─── Stored rows ───

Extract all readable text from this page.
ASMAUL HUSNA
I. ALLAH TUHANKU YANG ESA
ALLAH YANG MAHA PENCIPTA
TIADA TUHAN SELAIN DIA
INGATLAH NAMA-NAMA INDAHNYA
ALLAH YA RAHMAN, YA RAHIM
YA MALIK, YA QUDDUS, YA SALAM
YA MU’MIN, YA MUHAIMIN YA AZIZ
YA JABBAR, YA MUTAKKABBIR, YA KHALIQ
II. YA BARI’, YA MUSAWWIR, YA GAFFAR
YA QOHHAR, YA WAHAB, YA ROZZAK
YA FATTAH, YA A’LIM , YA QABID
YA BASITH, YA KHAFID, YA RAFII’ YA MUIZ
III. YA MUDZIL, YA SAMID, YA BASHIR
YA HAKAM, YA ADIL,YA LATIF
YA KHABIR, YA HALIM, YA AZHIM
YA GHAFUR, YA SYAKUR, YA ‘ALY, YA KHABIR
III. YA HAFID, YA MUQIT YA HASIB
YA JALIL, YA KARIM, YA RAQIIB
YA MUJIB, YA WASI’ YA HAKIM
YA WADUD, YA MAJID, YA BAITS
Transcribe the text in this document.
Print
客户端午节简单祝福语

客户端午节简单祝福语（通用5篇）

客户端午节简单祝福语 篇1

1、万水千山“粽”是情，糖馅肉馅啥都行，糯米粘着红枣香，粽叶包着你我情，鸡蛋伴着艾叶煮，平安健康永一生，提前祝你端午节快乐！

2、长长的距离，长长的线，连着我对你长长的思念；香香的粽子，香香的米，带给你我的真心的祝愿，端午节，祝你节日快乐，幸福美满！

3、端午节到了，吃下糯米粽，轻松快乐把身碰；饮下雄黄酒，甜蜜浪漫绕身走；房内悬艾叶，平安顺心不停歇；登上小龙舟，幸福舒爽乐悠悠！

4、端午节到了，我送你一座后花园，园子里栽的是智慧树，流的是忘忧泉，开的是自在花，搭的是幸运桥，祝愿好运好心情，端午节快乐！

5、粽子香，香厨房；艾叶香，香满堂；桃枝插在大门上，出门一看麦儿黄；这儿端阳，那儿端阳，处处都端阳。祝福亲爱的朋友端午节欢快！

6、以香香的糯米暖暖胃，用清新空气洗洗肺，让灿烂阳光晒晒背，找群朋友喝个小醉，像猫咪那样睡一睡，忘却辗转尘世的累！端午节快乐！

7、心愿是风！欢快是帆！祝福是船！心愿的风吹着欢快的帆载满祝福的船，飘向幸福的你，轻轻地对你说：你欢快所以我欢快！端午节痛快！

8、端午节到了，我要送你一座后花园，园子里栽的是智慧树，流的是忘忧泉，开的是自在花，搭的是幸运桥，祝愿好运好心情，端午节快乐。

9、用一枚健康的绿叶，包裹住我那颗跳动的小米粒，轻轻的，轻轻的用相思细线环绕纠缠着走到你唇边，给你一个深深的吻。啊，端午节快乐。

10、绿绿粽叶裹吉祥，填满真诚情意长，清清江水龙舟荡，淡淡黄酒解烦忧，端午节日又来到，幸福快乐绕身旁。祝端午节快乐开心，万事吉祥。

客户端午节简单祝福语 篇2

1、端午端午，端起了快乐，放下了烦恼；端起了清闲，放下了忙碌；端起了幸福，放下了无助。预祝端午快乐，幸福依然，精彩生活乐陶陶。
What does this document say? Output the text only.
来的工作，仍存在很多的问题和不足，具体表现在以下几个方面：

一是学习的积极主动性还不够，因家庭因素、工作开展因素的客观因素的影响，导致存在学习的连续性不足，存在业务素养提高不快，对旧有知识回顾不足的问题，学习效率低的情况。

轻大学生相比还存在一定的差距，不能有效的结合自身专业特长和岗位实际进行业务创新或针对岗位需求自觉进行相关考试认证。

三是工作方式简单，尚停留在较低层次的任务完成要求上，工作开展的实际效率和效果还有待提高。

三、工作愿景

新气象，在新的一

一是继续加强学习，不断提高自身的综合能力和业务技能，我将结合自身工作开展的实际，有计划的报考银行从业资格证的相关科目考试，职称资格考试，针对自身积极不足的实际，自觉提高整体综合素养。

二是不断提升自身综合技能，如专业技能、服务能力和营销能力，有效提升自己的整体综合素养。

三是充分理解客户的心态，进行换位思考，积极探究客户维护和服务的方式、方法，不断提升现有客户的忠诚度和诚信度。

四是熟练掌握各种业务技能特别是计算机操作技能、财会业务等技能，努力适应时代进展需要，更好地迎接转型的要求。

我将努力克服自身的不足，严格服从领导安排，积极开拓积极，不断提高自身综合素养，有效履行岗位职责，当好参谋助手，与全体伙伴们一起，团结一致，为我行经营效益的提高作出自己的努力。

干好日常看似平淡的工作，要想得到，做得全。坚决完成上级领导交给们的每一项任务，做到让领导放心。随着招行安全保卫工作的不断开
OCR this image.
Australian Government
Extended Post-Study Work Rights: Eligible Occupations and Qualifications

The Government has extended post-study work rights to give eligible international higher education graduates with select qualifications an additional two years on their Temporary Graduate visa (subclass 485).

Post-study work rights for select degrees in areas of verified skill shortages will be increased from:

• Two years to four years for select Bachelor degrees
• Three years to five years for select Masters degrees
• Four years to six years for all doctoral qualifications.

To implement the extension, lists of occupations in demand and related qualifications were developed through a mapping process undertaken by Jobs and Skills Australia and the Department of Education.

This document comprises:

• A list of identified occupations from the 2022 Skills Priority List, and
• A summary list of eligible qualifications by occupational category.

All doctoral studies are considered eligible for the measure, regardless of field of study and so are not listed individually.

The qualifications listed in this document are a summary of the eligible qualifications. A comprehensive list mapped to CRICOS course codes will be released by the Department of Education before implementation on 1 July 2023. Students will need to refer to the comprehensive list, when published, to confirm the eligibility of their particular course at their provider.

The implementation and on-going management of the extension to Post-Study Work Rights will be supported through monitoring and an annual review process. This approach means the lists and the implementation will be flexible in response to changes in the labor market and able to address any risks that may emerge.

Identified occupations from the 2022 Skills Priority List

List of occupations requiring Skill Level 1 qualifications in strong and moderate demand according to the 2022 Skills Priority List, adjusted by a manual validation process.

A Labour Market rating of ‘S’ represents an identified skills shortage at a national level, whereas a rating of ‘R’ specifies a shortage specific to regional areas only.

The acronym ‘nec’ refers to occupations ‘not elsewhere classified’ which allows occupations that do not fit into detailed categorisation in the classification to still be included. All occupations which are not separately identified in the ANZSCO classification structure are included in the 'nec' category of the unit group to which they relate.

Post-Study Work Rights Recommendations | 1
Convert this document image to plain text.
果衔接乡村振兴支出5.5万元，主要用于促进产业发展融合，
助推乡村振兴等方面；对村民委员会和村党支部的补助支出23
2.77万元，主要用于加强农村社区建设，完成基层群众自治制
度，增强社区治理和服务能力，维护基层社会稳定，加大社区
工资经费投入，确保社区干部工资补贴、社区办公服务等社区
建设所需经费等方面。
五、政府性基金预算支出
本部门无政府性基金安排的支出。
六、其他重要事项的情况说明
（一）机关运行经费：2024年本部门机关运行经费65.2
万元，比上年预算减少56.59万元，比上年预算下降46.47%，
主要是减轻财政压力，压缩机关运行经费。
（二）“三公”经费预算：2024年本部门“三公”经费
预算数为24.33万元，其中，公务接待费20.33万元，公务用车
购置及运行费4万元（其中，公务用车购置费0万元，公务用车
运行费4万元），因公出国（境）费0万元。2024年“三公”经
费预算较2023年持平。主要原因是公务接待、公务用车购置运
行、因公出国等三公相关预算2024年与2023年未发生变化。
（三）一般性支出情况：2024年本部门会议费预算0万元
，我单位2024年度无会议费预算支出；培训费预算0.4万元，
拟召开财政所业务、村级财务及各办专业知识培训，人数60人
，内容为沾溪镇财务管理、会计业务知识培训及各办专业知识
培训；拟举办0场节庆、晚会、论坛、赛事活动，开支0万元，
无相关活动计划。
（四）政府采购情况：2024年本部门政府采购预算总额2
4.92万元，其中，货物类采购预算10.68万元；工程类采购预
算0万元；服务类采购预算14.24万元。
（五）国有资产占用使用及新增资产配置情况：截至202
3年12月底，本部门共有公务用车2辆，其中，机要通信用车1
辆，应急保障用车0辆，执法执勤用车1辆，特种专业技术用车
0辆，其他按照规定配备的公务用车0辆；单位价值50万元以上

───

Your task: Each line from the one containing "Convert this document image to plain text." to the end of the listing above should be copied exactly, and nothing else.

Solved problem:
Convert this document image to plain text.
果衔接乡村振兴支出5.5万元，主要用于促进产业发展融合，
助推乡村振兴等方面；对村民委员会和村党支部的补助支出23
2.77万元，主要用于加强农村社区建设，完成基层群众自治制
度，增强社区治理和服务能力，维护基层社会稳定，加大社区
工资经费投入，确保社区干部工资补贴、社区办公服务等社区
建设所需经费等方面。
五、政府性基金预算支出
本部门无政府性基金安排的支出。
六、其他重要事项的情况说明
（一）机关运行经费：2024年本部门机关运行经费65.2
万元，比上年预算减少56.59万元，比上年预算下降46.47%，
主要是减轻财政压力，压缩机关运行经费。
（二）“三公”经费预算：2024年本部门“三公”经费
预算数为24.33万元，其中，公务接待费20.33万元，公务用车
购置及运行费4万元（其中，公务用车购置费0万元，公务用车
运行费4万元），因公出国（境）费0万元。2024年“三公”经
费预算较2023年持平。主要原因是公务接待、公务用车购置运
行、因公出国等三公相关预算2024年与2023年未发生变化。
（三）一般性支出情况：2024年本部门会议费预算0万元
，我单位2024年度无会议费预算支出；培训费预算0.4万元，
拟召开财政所业务、村级财务及各办专业知识培训，人数60人
，内容为沾溪镇财务管理、会计业务知识培训及各办专业知识
培训；拟举办0场节庆、晚会、论坛、赛事活动，开支0万元，
无相关活动计划。
（四）政府采购情况：2024年本部门政府采购预算总额2
4.92万元，其中，货物类采购预算10.68万元；工程类采购预
算0万元；服务类采购预算14.24万元。
（五）国有资产占用使用及新增资产配置情况：截至202
3年12月底，本部门共有公务用车2辆，其中，机要通信用车1
辆，应急保障用车0辆，执法执勤用车1辆，特种专业技术用车
0辆，其他按照规定配备的公务用车0辆；单位价值50万元以上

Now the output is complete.